### Given request:
Restate the data below word for word. Skip any images it contains.
□ □ □
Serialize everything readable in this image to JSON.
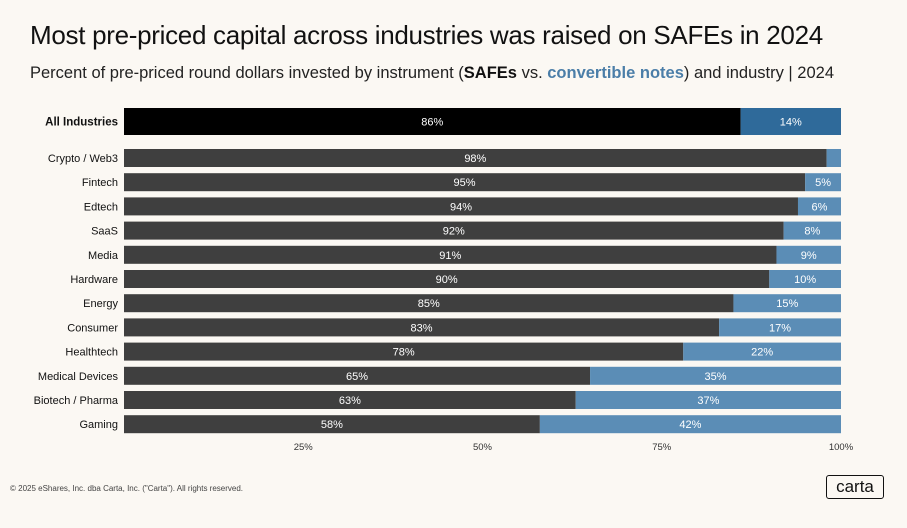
{
  "chart_data": {
    "type": "bar",
    "orientation": "horizontal",
    "stacked": true,
    "title": "Most pre-priced capital across industries was raised on SAFEs in 2024",
    "subtitle": {
      "before": "Percent of pre-priced round dollars invested by instrument (",
      "safes": "SAFEs",
      "vs": " vs. ",
      "notes": "convertible notes",
      "after": ") and industry | 2024"
    },
    "categories": [
      "All Industries",
      "Crypto / Web3",
      "Fintech",
      "Edtech",
      "SaaS",
      "Media",
      "Hardware",
      "Energy",
      "Consumer",
      "Healthtech",
      "Medical Devices",
      "Biotech / Pharma",
      "Gaming"
    ],
    "series": [
      {
        "name": "SAFEs",
        "values": [
          86,
          98,
          95,
          94,
          92,
          91,
          90,
          85,
          83,
          78,
          65,
          63,
          58
        ]
      },
      {
        "name": "Convertible notes",
        "values": [
          14,
          2,
          5,
          6,
          8,
          9,
          10,
          15,
          17,
          22,
          35,
          37,
          42
        ]
      }
    ],
    "value_labels": {
      "safes": [
        "86%",
        "98%",
        "95%",
        "94%",
        "92%",
        "91%",
        "90%",
        "85%",
        "83%",
        "78%",
        "65%",
        "63%",
        "58%"
      ],
      "notes": [
        "14%",
        "",
        "5%",
        "6%",
        "8%",
        "9%",
        "10%",
        "15%",
        "17%",
        "22%",
        "35%",
        "37%",
        "42%"
      ]
    },
    "x_ticks": [
      25,
      50,
      75,
      100
    ],
    "x_tick_labels": [
      "25%",
      "50%",
      "75%",
      "100%"
    ],
    "xlim": [
      0,
      100
    ],
    "highlight_category": "All Industries",
    "colors": {
      "safes": "#3f3f3f",
      "safes_highlight": "#000000",
      "notes": "#5b8db6",
      "notes_highlight": "#2f6a9a",
      "notes_text": "#4b7ea8"
    }
  },
  "footer": "© 2025 eShares, Inc. dba Carta, Inc. (\"Carta\"). All rights reserved.",
  "logo": "carta"
}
□ □ □
### Solved problem:
Serialize everything readable in this image to JSON.
{
  "chart_data": {
    "type": "bar",
    "orientation": "horizontal",
    "stacked": true,
    "title": "Most pre-priced capital across industries was raised on SAFEs in 2024",
    "subtitle": {
      "before": "Percent of pre-priced round dollars invested by instrument (",
      "safes": "SAFEs",
      "vs": " vs. ",
      "notes": "convertible notes",
      "after": ") and industry | 2024"
    },
    "categories": [
      "All Industries",
      "Crypto / Web3",
      "Fintech",
      "Edtech",
      "SaaS",
      "Media",
      "Hardware",
      "Energy",
      "Consumer",
      "Healthtech",
      "Medical Devices",
      "Biotech / Pharma",
      "Gaming"
    ],
    "series": [
      {
        "name": "SAFEs",
        "values": [
          86,
          98,
          95,
          94,
          92,
          91,
          90,
          85,
          83,
          78,
          65,
          63,
          58
        ]
      },
      {
        "name": "Convertible notes",
        "values": [
          14,
          2,
          5,
          6,
          8,
          9,
          10,
          15,
          17,
          22,
          35,
          37,
          42
        ]
      }
    ],
    "value_labels": {
      "safes": [
        "86%",
        "98%",
        "95%",
        "94%",
        "92%",
        "91%",
        "90%",
        "85%",
        "83%",
        "78%",
        "65%",
        "63%",
        "58%"
      ],
      "notes": [
        "14%",
        "",
        "5%",
        "6%",
        "8%",
        "9%",
        "10%",
        "15%",
        "17%",
        "22%",
        "35%",
        "37%",
        "42%"
      ]
    },
    "x_ticks": [
      25,
      50,
      75,
      100
    ],
    "x_tick_labels": [
      "25%",
      "50%",
      "75%",
      "100%"
    ],
    "xlim": [
      0,
      100
    ],
    "highlight_category": "All Industries",
    "colors": {
      "safes": "#3f3f3f",
      "safes_highlight": "#000000",
      "notes": "#5b8db6",
      "notes_highlight": "#2f6a9a",
      "notes_text": "#4b7ea8"
    }
  },
  "footer": "© 2025 eShares, Inc. dba Carta, Inc. (\"Carta\"). All rights reserved.",
  "logo": "carta"
}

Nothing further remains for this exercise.